Search the records for "Catholics" and copy each line that holds it.

Extracted records:

-*-*-

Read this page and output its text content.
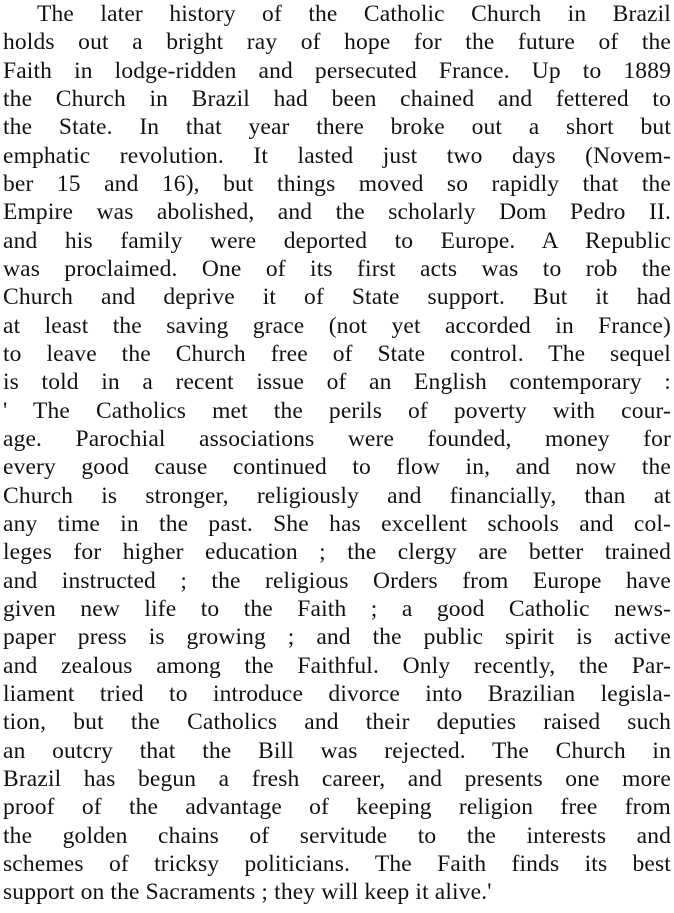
The later history of the Catholic Church in Brazil
holds out a bright ray of hope for the future of the
Faith in lodge-ridden and persecuted France. Up to 1889
the Church in Brazil had been chained and fettered to
the State. In that year there broke out a short but
emphatic revolution. It lasted just two days (Novem-
ber 15 and 16), but things moved so rapidly that the
Empire was abolished, and the scholarly Dom Pedro II.
and his family were deported to Europe. A Republic
was proclaimed. One of its first acts was to rob the
Church and deprive it of State support. But it had
at least the saving grace (not yet accorded in France)
to leave the Church free of State control. The sequel
is told in a recent issue of an English contemporary :
' The Catholics met the perils of poverty with cour-
age. Parochial associations were founded, money for
every good cause continued to flow in, and now the
Church is stronger, religiously and financially, than at
any time in the past. She has excellent schools and col-
leges for higher education ; the clergy are better trained
and instructed ; the religious Orders from Europe have
given new life to the Faith ; a good Catholic news-
paper press is growing ; and the public spirit is active
and zealous among the Faithful. Only recently, the Par-
liament tried to introduce divorce into Brazilian legisla-
tion, but the Catholics and their deputies raised such
an outcry that the Bill was rejected. The Church in
Brazil has begun a fresh career, and presents one more
proof of the advantage of keeping religion free from
the golden chains of servitude to the interests and
schemes of tricksy politicians. The Faith finds its best
support on the Sacraments ; they will keep it alive.'
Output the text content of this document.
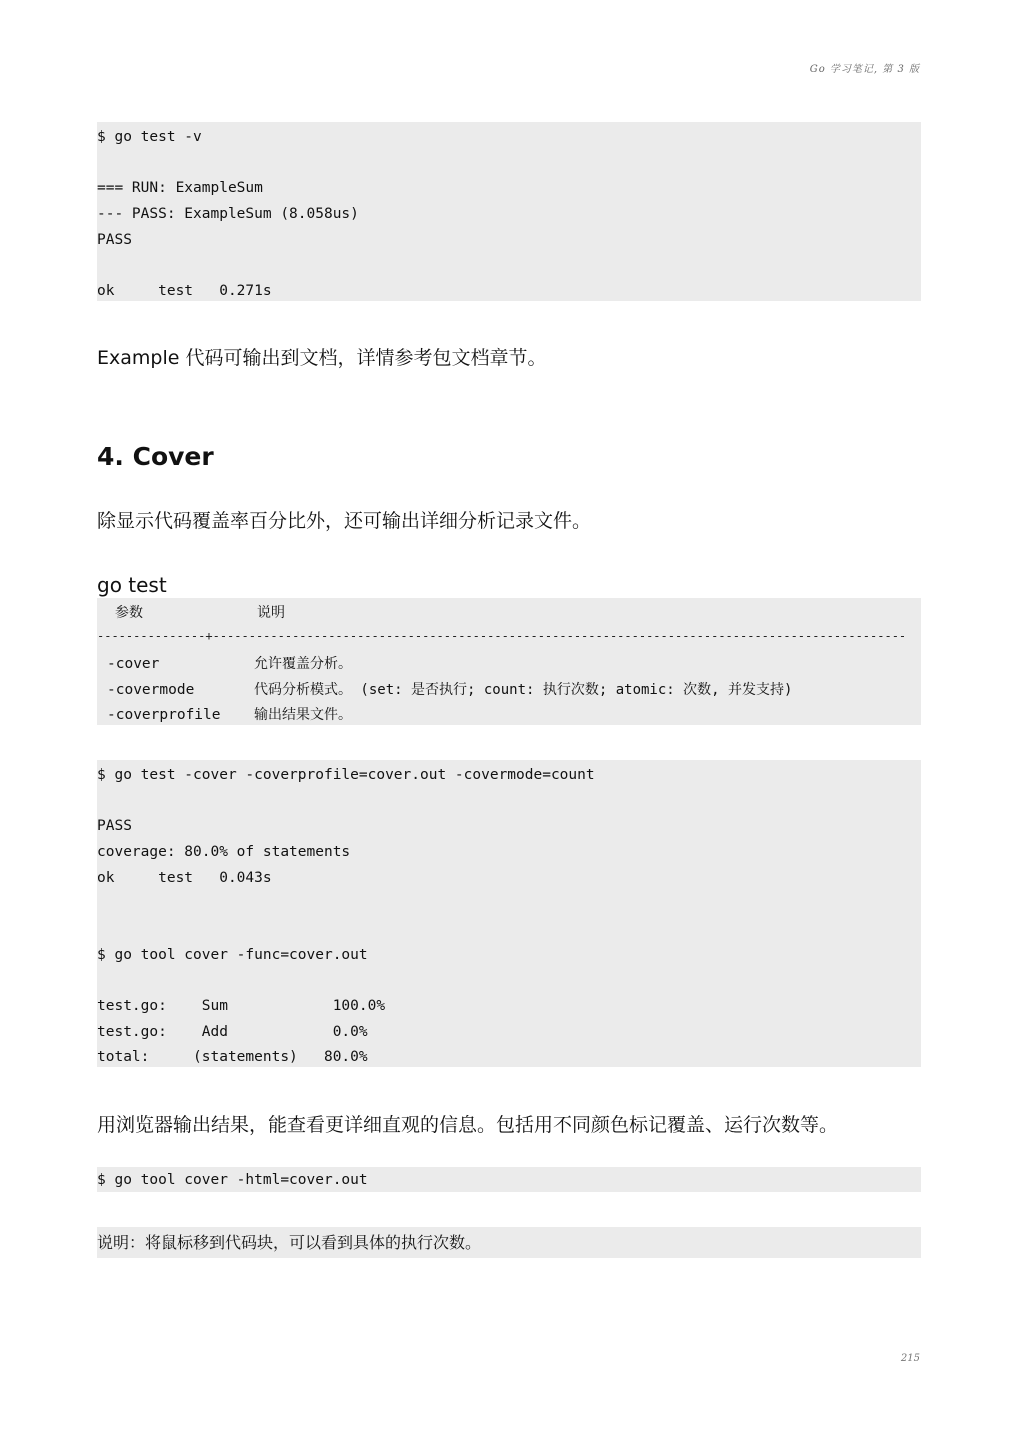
Go 学习笔记, 第 3 版

$ go test -v

=== RUN: ExampleSum

--- PASS: ExampleSum (8.058us)

PASS

ok     test   0.271s

Example 代码可输出到文档，详情参考包文档章节。
4. Cover
除显示代码覆盖率百分比外，还可输出详细分析记录文件。
go test
参数	说明
---------------+------------------------------------------------------------------------------------------------
-cover	允许覆盖分析。
-covermode	代码分析模式。 (set: 是否执行; count: 执行次数; atomic: 次数, 并发支持)
-coverprofile 输出结果文件。

$ go test -cover -coverprofile=cover.out -covermode=count

PASS

coverage: 80.0% of statements

ok     test   0.043s

$ go tool cover -func=cover.out

test.go:    Sum            100.0%

test.go:    Add            0.0%

total:     (statements)   80.0%

用浏览器输出结果，能查看更详细直观的信息。包括用不同颜色标记覆盖、运行次数等。

$ go tool cover -html=cover.out

说明：将鼠标移到代码块，可以看到具体的执行次数。
215
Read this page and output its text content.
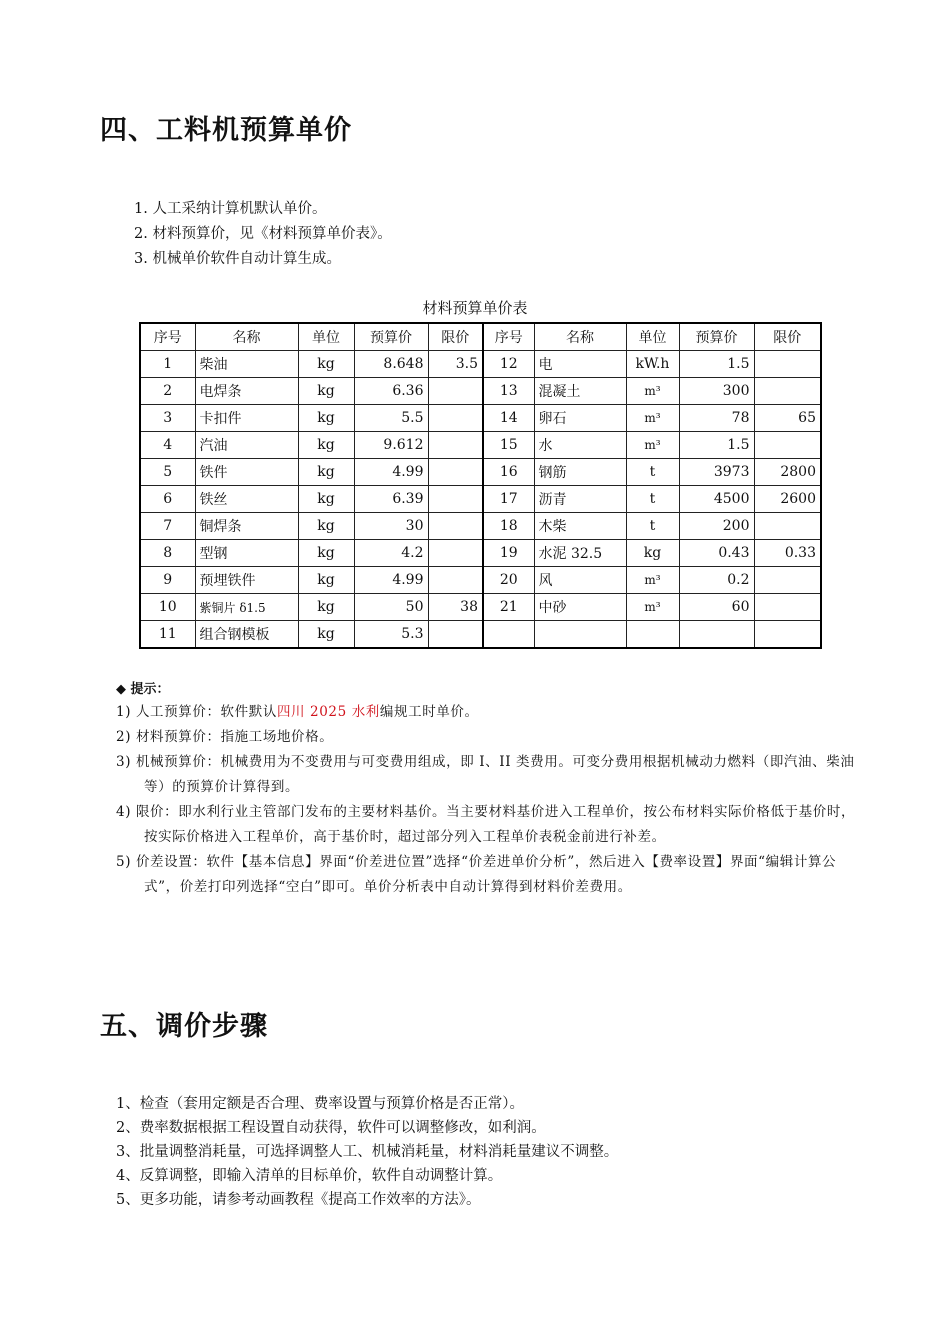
四、工料机预算单价
1. 人工采纳计算机默认单价。
2. 材料预算价，见《材料预算单价表》。
3. 机械单价软件自动计算生成。
材料预算单价表
序号	名称	单位	预算价	限价	序号	名称	单位	预算价	限价
1	柴油	kg	8.648	3.5	12	电	kW.h	1.5	
2	电焊条	kg	6.36		13	混凝土	m³	300	
3	卡扣件	kg	5.5		14	卵石	m³	78	65
4	汽油	kg	9.612		15	水	m³	1.5	
5	铁件	kg	4.99		16	钢筋	t	3973	2800
6	铁丝	kg	6.39		17	沥青	t	4500	2600
7	铜焊条	kg	30		18	木柴	t	200	
8	型钢	kg	4.2		19	水泥 32.5	kg	0.43	0.33
9	预埋铁件	kg	4.99		20	风	m³	0.2	
10	紫铜片 δ1.5	kg	50	38	21	中砂	m³	60	
11	组合钢模板	kg	5.3						
◆ 提示：
1) 人工预算价：软件默认四川 2025 水利编规工时单价。
2) 材料预算价：指施工场地价格。
3) 机械预算价：机械费用为不变费用与可变费用组成，即 I、II 类费用。可变分费用根据机械动力燃料（即汽油、柴油等）的预算价计算得到。
4) 限价：即水利行业主管部门发布的主要材料基价。当主要材料基价进入工程单价，按公布材料实际价格低于基价时，按实际价格进入工程单价，高于基价时，超过部分列入工程单价表税金前进行补差。
5) 价差设置：软件【基本信息】界面“价差进位置”选择“价差进单价分析”，然后进入【费率设置】界面“编辑计算公式”，价差打印列选择“空白”即可。单价分析表中自动计算得到材料价差费用。
五、调价步骤
1、检查（套用定额是否合理、费率设置与预算价格是否正常）。
2、费率数据根据工程设置自动获得，软件可以调整修改，如利润。
3、批量调整消耗量，可选择调整人工、机械消耗量，材料消耗量建议不调整。
4、反算调整，即输入清单的目标单价，软件自动调整计算。
5、更多功能，请参考动画教程《提高工作效率的方法》。
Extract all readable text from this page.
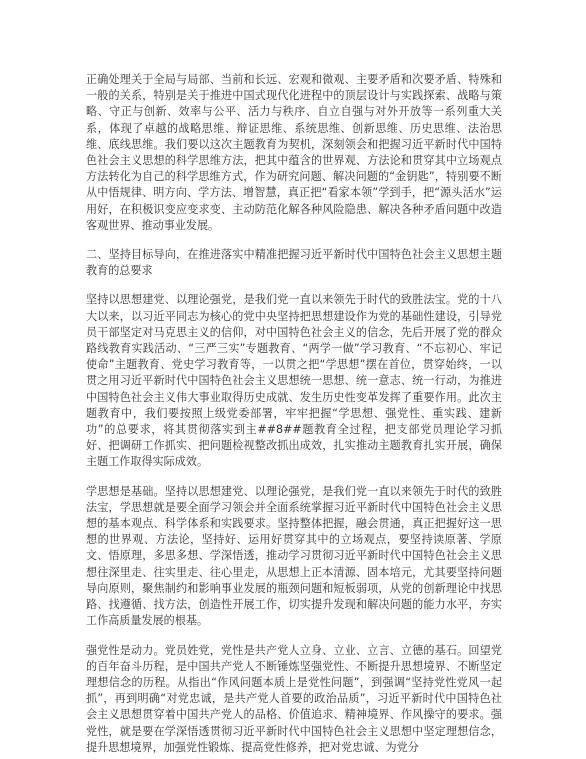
正确处理关于全局与局部、当前和长远、宏观和微观、主要矛盾和次要矛盾、特殊和一般的关系，特别是关于推进中国式现代化进程中的顶层设计与实践探索、战略与策略、守正与创新、效率与公平、活力与秩序、自立自强与对外开放等一系列重大关系，体现了卓越的战略思维、辩证思维、系统思维、创新思维、历史思维、法治思维、底线思维。我们要以这次主题教育为契机，深刻领会和把握习近平新时代中国特色社会主义思想的科学思维方法，把其中蕴含的世界观、方法论和贯穿其中立场观点方法转化为自己的科学思维方式，作为研究问题、解决问题的“金钥匙”，特别要不断从中悟规律、明方向、学方法、增智慧，真正把“看家本领”学到手，把“源头活水”运用好，在积极识变应变求变、主动防范化解各种风险隐患、解决各种矛盾问题中改造客观世界、推动事业发展。

二、坚持目标导向，在推进落实中精准把握习近平新时代中国特色社会主义思想主题教育的总要求

坚持以思想建党、以理论强党，是我们党一直以来领先于时代的致胜法宝。党的十八大以来，以习近平同志为核心的党中央坚持把思想建设作为党的基础性建设，引导党员干部坚定对马克思主义的信仰，对中国特色社会主义的信念，先后开展了党的群众路线教育实践活动、“三严三实”专题教育、“两学一做”学习教育、“不忘初心、牢记使命”主题教育、党史学习教育等，一以贯之把“学思想”摆在首位，贯穿始终，一以贯之用习近平新时代中国特色社会主义思想统一思想、统一意志、统一行动，为推进中国特色社会主义伟大事业取得历史成就、发生历史性变革发挥了重要作用。此次主题教育中，我们要按照上级党委部署，牢牢把握“学思想、强党性、重实践、建新功”的总要求，将其贯彻落实到主##8##题教育全过程，把支部党员理论学习抓好、把调研工作抓实、把问题检视整改抓出成效，扎实推动主题教育扎实开展，确保主题工作取得实际成效。

学思想是基础。坚持以思想建党、以理论强党，是我们党一直以来领先于时代的致胜法宝，学思想就是要全面学习领会并全面系统掌握习近平新时代中国特色社会主义思想的基本观点、科学体系和实践要求。坚持整体把握，融会贯通，真正把握好这一思想的世界观、方法论，坚持好、运用好贯穿其中的立场观点，要坚持读原著、学原文、悟原理，多思多想、学深悟透，推动学习贯彻习近平新时代中国特色社会主义思想往深里走、往实里走、往心里走，从思想上正本清源、固本培元，尤其要坚持问题导向原则，聚焦制约和影响事业发展的瓶颈问题和短板弱项，从党的创新理论中找思路、找遵循、找方法，创造性开展工作，切实提升发现和解决问题的能力水平，夯实工作高质量发展的根基。

强党性是动力。党员姓党，党性是共产党人立身、立业、立言、立德的基石。回望党的百年奋斗历程，是中国共产党人不断锤炼坚强党性、不断提升思想境界、不断坚定理想信念的历程。从指出“作风问题本质上是党性问题”，到强调“坚持党性党风一起抓”，再到明确“对党忠诚，是共产党人首要的政治品质”，习近平新时代中国特色社会主义思想贯穿着中国共产党人的品格、价值追求、精神境界、作风操守的要求。强党性，就是要在学深悟透贯彻习近平新时代中国特色社会主义思想中坚定理想信念，提升思想境界，加强党性锻炼、提高党性修养，把对党忠诚、为党分
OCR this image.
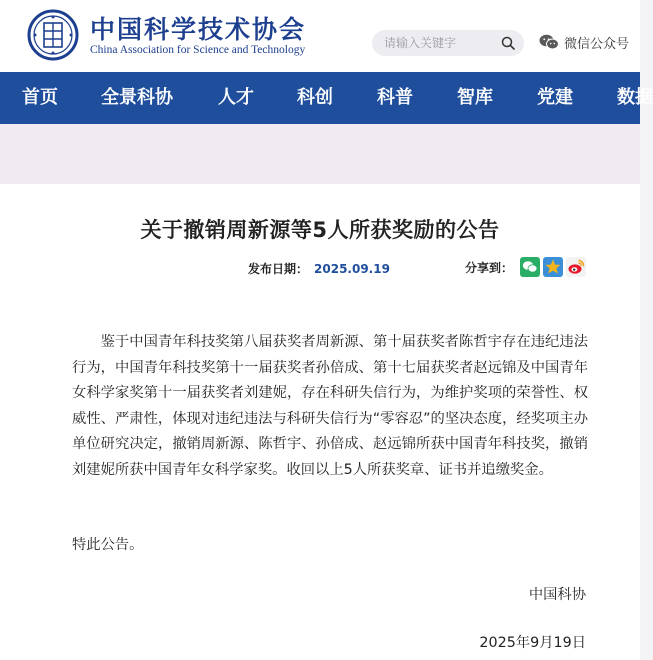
中国科学技术协会
China Association for Science and Technology
请输入关键字	微信公众号
首页 全景科协	人才 科创 科普 智库 党建 数据
关于撤销周新源等5人所获奖励的公告
发布日期： 2025.09.19	分享到：
鉴于中国青年科技奖第八届获奖者周新源、第十届获奖者陈哲宇存在违纪违法行为，中国青年科技奖第十一届获奖者孙倍成、第十七届获奖者赵远锦及中国青年女科学家奖第十一届获奖者刘建妮，存在科研失信行为，为维护奖项的荣誉性、权威性、严肃性，体现对违纪违法与科研失信行为“零容忍”的坚决态度，经奖项主办单位研究决定，撤销周新源、陈哲宇、孙倍成、赵远锦所获中国青年科技奖，撤销刘建妮所获中国青年女科学家奖。收回以上5人所获奖章、证书并追缴奖金。
特此公告。
中国科协
2025年9月19日
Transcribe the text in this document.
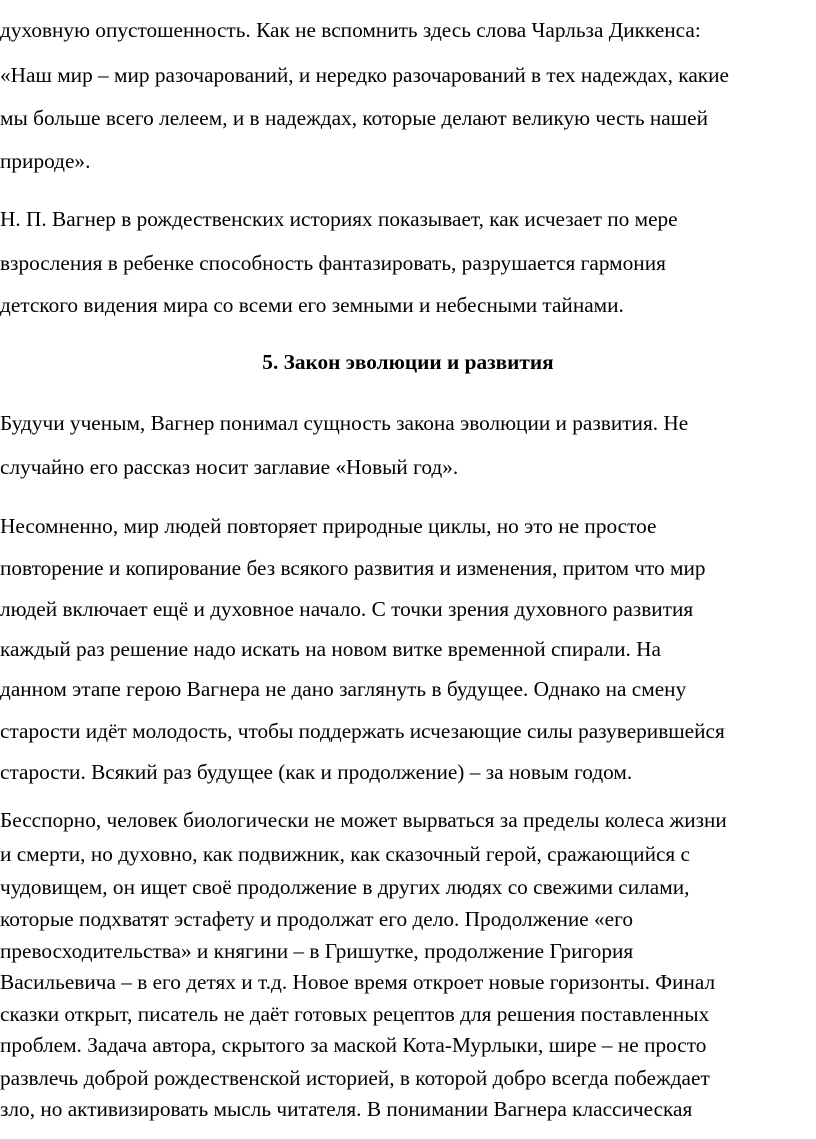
духовную опустошенность. Как не вспомнить здесь слова Чарльза Диккенса:
«Наш мир – мир разочарований, и нередко разочарований в тех надеждах, какие
мы больше всего лелеем, и в надеждах, которые делают великую честь нашей
природе».
Н. П. Вагнер в рождественских историях показывает, как исчезает по мере
взросления в ребенке способность фантазировать, разрушается гармония
детского видения мира со всеми его земными и небесными тайнами.

5. Закон эволюции и развития

Будучи ученым, Вагнер понимал сущность закона эволюции и развития. Не
случайно его рассказ носит заглавие «Новый год».
Несомненно, мир людей повторяет природные циклы, но это не простое
повторение и копирование без всякого развития и изменения, притом что мир
людей включает ещё и духовное начало. С точки зрения духовного развития
каждый раз решение надо искать на новом витке временной спирали. На
данном этапе герою Вагнера не дано заглянуть в будущее. Однако на смену
старости идёт молодость, чтобы поддержать исчезающие силы разуверившейся
старости. Всякий раз будущее (как и продолжение) – за новым годом.
Бесспорно, человек биологически не может вырваться за пределы колеса жизни
и смерти, но духовно, как подвижник, как сказочный герой, сражающийся с
чудовищем, он ищет своё продолжение в других людях со свежими силами,
которые подхватят эстафету и продолжат его дело. Продолжение «его
превосходительства» и княгини – в Гришутке, продолжение Григория
Васильевича – в его детях и т.д. Новое время откроет новые горизонты. Финал
сказки открыт, писатель не даёт готовых рецептов для решения поставленных
проблем. Задача автора, скрытого за маской Кота-Мурлыки, шире – не просто
развлечь доброй рождественской историей, в которой добро всегда побеждает
зло, но активизировать мысль читателя. В понимании Вагнера классическая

-*-*-

# Solution to the problem
' The Catholics met the perils of poverty with cour-
tion, but the Catholics and their deputies raised such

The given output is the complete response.